— BEGIN —

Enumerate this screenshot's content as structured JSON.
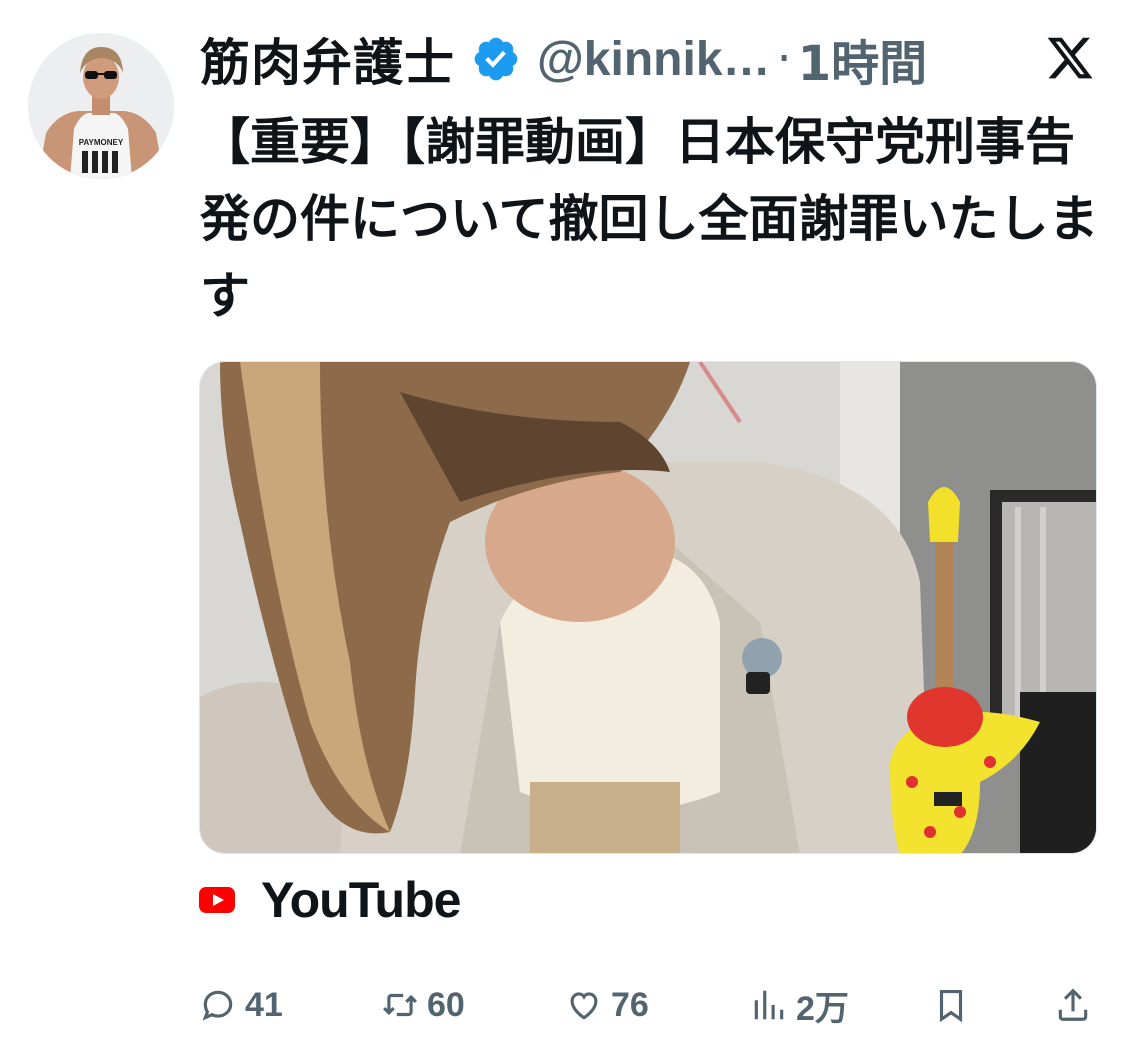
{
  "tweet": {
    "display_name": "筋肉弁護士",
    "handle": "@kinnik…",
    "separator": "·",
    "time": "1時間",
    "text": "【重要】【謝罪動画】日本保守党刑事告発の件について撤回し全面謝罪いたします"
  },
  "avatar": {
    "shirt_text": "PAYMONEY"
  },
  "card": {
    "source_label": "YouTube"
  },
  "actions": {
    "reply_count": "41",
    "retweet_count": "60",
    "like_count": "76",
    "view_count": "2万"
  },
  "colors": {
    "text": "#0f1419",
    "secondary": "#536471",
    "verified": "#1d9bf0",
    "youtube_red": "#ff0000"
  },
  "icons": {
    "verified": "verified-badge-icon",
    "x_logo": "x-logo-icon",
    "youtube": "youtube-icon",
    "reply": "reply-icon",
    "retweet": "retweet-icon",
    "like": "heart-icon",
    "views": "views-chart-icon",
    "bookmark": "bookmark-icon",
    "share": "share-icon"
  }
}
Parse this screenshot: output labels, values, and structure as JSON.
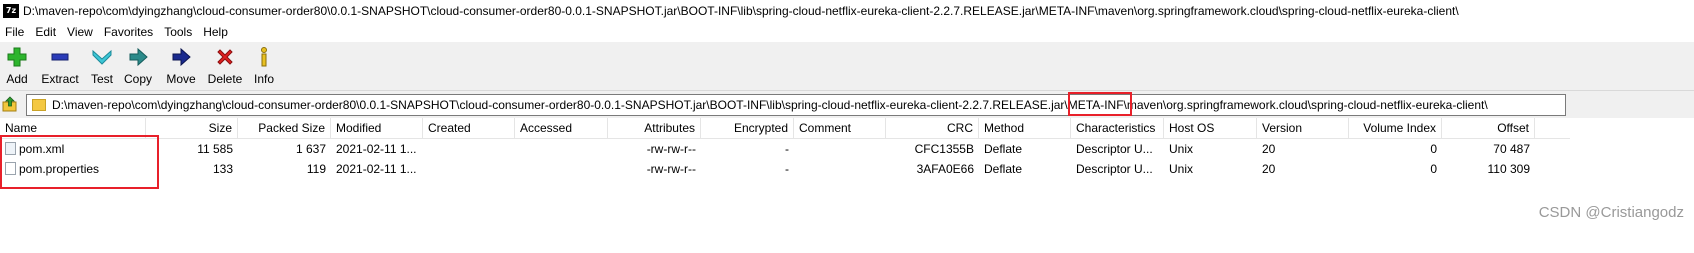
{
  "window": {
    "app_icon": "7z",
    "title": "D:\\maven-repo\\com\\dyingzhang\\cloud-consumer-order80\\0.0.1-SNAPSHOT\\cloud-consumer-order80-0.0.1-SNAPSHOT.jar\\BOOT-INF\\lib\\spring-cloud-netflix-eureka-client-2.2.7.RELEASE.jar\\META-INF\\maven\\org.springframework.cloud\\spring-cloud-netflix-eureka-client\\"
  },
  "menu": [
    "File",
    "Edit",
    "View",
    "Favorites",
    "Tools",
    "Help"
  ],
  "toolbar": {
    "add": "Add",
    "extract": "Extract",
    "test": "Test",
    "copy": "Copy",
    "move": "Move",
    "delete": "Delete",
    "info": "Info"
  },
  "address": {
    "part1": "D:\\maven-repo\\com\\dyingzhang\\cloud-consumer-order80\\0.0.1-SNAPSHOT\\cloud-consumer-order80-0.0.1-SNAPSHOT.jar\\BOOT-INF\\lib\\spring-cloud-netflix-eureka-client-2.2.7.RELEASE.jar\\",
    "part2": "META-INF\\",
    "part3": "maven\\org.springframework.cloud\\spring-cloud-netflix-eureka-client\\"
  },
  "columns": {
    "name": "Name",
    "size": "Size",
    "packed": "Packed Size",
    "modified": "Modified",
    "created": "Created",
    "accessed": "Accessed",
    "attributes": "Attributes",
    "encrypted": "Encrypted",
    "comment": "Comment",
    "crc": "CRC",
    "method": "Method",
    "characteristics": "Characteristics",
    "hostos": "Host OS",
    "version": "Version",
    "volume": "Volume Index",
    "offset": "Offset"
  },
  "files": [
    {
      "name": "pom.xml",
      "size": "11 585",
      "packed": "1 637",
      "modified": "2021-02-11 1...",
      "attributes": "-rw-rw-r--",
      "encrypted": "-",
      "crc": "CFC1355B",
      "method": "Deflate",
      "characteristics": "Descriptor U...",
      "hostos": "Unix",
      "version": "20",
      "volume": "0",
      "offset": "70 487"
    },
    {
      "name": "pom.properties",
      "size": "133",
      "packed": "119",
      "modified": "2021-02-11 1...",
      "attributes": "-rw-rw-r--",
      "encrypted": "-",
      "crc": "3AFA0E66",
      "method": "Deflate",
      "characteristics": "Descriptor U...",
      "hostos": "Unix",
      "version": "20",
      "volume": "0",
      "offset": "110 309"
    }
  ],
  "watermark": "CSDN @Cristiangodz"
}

— END —

**WHAT YOU WILL DO:** In the copy, include no pictures; restate the listing above exactly.

**SOLUTION BELOW:**
Enumerate this screenshot's content as structured JSON.
{
  "tweet": {
    "display_name": "筋肉弁護士",
    "handle": "@kinnik…",
    "separator": "·",
    "time": "1時間",
    "text": "【重要】【謝罪動画】日本保守党刑事告発の件について撤回し全面謝罪いたします"
  },
  "avatar": {
    "shirt_text": "PAYMONEY"
  },
  "card": {
    "source_label": "YouTube"
  },
  "actions": {
    "reply_count": "41",
    "retweet_count": "60",
    "like_count": "76",
    "view_count": "2万"
  },
  "colors": {
    "text": "#0f1419",
    "secondary": "#536471",
    "verified": "#1d9bf0",
    "youtube_red": "#ff0000"
  },
  "icons": {
    "verified": "verified-badge-icon",
    "x_logo": "x-logo-icon",
    "youtube": "youtube-icon",
    "reply": "reply-icon",
    "retweet": "retweet-icon",
    "like": "heart-icon",
    "views": "views-chart-icon",
    "bookmark": "bookmark-icon",
    "share": "share-icon"
  }
}
Parse this screenshot: output labels, values, and structure as JSON.
{
  "window": {
    "app_icon": "7z",
    "title": "D:\\maven-repo\\com\\dyingzhang\\cloud-consumer-order80\\0.0.1-SNAPSHOT\\cloud-consumer-order80-0.0.1-SNAPSHOT.jar\\BOOT-INF\\lib\\spring-cloud-netflix-eureka-client-2.2.7.RELEASE.jar\\META-INF\\maven\\org.springframework.cloud\\spring-cloud-netflix-eureka-client\\"
  },
  "menu": [
    "File",
    "Edit",
    "View",
    "Favorites",
    "Tools",
    "Help"
  ],
  "toolbar": {
    "add": "Add",
    "extract": "Extract",
    "test": "Test",
    "copy": "Copy",
    "move": "Move",
    "delete": "Delete",
    "info": "Info"
  },
  "address": {
    "part1": "D:\\maven-repo\\com\\dyingzhang\\cloud-consumer-order80\\0.0.1-SNAPSHOT\\cloud-consumer-order80-0.0.1-SNAPSHOT.jar\\BOOT-INF\\lib\\spring-cloud-netflix-eureka-client-2.2.7.RELEASE.jar\\",
    "part2": "META-INF\\",
    "part3": "maven\\org.springframework.cloud\\spring-cloud-netflix-eureka-client\\"
  },
  "columns": {
    "name": "Name",
    "size": "Size",
    "packed": "Packed Size",
    "modified": "Modified",
    "created": "Created",
    "accessed": "Accessed",
    "attributes": "Attributes",
    "encrypted": "Encrypted",
    "comment": "Comment",
    "crc": "CRC",
    "method": "Method",
    "characteristics": "Characteristics",
    "hostos": "Host OS",
    "version": "Version",
    "volume": "Volume Index",
    "offset": "Offset"
  },
  "files": [
    {
      "name": "pom.xml",
      "size": "11 585",
      "packed": "1 637",
      "modified": "2021-02-11 1...",
      "attributes": "-rw-rw-r--",
      "encrypted": "-",
      "crc": "CFC1355B",
      "method": "Deflate",
      "characteristics": "Descriptor U...",
      "hostos": "Unix",
      "version": "20",
      "volume": "0",
      "offset": "70 487"
    },
    {
      "name": "pom.properties",
      "size": "133",
      "packed": "119",
      "modified": "2021-02-11 1...",
      "attributes": "-rw-rw-r--",
      "encrypted": "-",
      "crc": "3AFA0E66",
      "method": "Deflate",
      "characteristics": "Descriptor U...",
      "hostos": "Unix",
      "version": "20",
      "volume": "0",
      "offset": "110 309"
    }
  ],
  "watermark": "CSDN @Cristiangodz"
}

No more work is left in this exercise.